* **WRITTEN REQUEST**:
Determine how many lines in the data below contain "Gray" and write only that number.

# start of EXERCISE MATERIALS

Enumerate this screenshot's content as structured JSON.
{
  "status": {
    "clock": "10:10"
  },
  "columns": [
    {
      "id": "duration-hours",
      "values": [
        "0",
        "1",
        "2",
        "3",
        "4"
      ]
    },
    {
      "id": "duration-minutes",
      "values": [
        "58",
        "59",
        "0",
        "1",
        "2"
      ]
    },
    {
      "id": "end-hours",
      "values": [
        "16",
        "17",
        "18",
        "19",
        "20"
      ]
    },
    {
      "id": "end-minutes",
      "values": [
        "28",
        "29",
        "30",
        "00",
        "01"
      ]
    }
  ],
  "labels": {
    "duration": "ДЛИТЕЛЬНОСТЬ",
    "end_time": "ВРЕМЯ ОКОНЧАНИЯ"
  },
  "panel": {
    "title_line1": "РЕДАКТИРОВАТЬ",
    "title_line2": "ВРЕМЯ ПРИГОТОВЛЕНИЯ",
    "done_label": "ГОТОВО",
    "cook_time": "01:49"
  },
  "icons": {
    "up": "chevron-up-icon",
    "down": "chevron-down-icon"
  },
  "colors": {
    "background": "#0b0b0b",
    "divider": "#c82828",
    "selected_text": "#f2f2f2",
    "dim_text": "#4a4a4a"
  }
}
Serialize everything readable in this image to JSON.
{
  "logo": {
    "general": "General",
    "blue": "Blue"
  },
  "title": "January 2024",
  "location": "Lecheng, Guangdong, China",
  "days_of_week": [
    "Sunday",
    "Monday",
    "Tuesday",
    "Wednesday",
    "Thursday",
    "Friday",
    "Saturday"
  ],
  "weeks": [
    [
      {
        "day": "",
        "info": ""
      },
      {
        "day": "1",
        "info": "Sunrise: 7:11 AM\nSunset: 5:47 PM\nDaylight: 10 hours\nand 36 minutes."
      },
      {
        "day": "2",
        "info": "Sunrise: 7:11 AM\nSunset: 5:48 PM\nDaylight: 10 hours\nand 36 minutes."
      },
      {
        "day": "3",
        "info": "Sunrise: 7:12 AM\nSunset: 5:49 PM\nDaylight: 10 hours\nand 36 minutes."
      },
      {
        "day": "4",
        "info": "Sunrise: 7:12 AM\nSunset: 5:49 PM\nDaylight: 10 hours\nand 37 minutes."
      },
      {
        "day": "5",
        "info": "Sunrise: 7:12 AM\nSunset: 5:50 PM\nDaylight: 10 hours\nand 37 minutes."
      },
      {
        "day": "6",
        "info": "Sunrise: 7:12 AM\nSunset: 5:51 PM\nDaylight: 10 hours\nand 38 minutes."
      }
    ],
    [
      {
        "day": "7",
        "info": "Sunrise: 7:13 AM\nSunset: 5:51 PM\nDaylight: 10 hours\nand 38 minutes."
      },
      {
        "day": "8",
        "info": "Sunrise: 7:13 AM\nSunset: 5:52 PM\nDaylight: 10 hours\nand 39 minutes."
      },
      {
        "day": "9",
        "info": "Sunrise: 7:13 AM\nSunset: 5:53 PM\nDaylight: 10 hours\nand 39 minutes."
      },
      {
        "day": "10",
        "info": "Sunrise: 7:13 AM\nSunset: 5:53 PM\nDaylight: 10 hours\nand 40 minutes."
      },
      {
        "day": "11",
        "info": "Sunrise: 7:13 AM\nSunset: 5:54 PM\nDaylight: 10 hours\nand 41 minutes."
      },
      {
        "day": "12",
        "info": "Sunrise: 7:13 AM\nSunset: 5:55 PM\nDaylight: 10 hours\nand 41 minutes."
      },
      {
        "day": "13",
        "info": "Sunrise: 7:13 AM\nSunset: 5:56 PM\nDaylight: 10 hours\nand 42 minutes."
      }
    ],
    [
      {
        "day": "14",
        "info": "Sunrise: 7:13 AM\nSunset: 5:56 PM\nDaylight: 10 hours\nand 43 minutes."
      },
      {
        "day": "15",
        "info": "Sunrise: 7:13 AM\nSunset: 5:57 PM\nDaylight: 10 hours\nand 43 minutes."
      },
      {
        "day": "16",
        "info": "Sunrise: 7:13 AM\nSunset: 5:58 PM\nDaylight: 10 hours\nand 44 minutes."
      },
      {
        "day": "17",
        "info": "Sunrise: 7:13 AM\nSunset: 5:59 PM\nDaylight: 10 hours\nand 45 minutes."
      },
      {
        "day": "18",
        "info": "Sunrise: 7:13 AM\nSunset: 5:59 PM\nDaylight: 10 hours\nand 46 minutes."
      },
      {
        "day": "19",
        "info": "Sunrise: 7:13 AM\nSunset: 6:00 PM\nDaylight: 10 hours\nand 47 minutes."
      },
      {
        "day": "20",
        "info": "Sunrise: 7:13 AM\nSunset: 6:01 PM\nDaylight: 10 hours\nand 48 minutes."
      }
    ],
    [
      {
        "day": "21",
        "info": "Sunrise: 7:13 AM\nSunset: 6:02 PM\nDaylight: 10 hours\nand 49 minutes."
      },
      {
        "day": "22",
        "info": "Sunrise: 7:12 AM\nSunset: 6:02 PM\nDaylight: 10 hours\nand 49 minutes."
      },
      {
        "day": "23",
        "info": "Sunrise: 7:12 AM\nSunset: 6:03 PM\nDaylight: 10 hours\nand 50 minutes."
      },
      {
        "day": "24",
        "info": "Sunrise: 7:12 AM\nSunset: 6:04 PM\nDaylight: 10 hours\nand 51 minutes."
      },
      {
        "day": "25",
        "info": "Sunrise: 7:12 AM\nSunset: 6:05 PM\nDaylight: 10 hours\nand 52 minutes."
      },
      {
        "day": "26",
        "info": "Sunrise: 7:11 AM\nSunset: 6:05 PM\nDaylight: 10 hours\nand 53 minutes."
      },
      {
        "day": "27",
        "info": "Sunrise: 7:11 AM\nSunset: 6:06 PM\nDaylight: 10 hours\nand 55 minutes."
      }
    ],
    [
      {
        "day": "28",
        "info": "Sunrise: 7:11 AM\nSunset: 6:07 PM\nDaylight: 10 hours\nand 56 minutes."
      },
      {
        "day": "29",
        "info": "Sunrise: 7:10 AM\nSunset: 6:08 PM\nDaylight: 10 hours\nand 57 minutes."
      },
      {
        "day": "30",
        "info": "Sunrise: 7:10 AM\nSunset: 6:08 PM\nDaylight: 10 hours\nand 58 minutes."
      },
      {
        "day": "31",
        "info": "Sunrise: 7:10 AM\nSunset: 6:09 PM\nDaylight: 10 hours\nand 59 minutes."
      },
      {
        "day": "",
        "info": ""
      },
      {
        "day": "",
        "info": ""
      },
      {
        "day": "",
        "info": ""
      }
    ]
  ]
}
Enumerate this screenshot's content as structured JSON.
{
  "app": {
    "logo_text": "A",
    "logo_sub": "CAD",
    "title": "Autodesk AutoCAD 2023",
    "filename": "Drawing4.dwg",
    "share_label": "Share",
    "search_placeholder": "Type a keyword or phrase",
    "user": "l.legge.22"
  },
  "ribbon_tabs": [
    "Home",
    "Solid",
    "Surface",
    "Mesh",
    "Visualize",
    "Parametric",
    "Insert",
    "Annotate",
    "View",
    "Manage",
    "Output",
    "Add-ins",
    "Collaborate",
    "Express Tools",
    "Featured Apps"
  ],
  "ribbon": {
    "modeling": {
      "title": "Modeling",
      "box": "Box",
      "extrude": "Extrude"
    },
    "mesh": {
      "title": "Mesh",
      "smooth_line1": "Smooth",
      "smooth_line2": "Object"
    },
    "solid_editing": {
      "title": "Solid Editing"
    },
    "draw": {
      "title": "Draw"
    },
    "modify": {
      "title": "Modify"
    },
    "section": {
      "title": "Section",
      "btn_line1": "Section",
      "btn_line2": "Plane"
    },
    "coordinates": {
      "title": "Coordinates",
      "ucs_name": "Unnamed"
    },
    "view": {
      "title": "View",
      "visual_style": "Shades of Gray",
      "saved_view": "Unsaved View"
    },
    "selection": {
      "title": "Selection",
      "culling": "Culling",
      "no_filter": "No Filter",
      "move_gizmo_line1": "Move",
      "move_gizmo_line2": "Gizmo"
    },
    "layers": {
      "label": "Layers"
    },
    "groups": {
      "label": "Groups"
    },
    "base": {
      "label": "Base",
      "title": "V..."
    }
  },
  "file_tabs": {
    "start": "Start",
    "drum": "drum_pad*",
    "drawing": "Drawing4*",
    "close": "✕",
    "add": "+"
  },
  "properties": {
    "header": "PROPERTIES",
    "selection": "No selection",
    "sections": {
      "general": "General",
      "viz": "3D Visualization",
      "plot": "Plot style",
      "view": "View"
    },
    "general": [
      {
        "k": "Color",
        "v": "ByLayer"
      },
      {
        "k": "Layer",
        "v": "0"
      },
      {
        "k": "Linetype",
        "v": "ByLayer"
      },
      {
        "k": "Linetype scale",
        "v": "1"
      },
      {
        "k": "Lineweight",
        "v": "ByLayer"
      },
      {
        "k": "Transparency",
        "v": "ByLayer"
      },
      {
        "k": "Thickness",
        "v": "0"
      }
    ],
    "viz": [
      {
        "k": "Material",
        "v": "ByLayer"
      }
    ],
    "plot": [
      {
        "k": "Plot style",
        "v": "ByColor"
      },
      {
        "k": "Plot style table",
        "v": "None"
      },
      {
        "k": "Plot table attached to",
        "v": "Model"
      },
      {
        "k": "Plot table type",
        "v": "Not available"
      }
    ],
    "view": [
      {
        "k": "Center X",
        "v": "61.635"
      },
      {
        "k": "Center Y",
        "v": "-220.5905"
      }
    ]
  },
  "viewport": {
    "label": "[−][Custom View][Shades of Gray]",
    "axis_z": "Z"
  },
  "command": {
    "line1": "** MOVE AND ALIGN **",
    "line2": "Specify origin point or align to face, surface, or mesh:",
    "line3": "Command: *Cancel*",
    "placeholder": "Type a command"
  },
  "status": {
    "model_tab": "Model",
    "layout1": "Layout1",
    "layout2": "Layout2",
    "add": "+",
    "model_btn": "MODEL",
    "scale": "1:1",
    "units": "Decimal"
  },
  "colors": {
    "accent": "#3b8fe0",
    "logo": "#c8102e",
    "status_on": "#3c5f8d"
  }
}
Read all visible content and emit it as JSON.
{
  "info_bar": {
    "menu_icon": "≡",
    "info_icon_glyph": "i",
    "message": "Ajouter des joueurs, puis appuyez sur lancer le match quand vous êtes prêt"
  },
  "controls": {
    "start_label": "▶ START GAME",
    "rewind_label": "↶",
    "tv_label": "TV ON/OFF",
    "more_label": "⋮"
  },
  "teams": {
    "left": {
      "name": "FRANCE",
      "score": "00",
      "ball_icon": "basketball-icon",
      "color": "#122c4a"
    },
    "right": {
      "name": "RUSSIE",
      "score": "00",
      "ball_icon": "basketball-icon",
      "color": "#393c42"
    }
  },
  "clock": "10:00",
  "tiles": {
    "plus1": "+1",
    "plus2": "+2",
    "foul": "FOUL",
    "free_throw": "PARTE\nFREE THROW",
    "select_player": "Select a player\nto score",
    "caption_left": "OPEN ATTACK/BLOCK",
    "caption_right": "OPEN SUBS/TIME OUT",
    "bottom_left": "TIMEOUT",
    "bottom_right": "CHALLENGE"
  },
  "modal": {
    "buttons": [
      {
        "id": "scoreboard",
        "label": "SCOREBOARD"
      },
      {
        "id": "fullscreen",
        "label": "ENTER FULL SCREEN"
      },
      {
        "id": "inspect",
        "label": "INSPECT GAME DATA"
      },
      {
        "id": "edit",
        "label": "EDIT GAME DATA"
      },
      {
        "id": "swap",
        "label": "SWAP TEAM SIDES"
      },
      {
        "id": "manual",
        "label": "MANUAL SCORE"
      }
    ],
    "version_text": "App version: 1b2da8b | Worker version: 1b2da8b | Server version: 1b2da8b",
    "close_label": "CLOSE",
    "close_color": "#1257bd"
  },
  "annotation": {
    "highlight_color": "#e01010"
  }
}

# end of EXERCISE MATERIALS

* **ANSWER TO THIS TASK**:
2